START
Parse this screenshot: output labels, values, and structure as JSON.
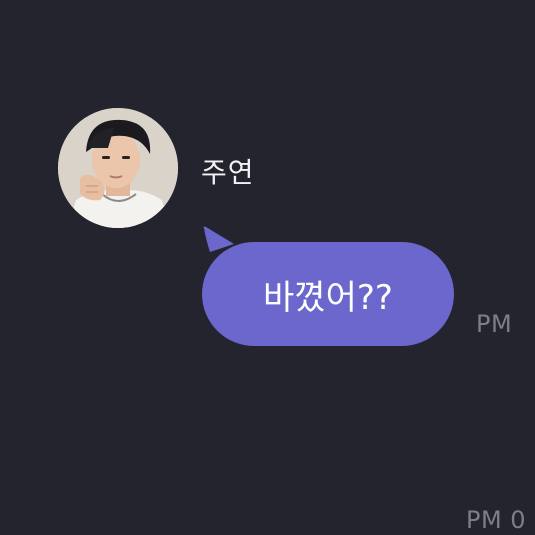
{
  "conversation": {
    "background": "#24242e",
    "bubble_color": "#6b67cc",
    "messages": [
      {
        "sender": "주연",
        "avatar": "profile-photo",
        "text": "바꼈어??",
        "time": "PM"
      }
    ],
    "next_time": "PM 0"
  }
}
END
Nothing but the pictures may be dropped; output the records above exactly.

Parse this screenshot: output labels, values, and structure as JSON.
{
  "conversation": {
    "background": "#24242e",
    "bubble_color": "#6b67cc",
    "messages": [
      {
        "sender": "주연",
        "avatar": "profile-photo",
        "text": "바꼈어??",
        "time": "PM"
      }
    ],
    "next_time": "PM 0"
  }
}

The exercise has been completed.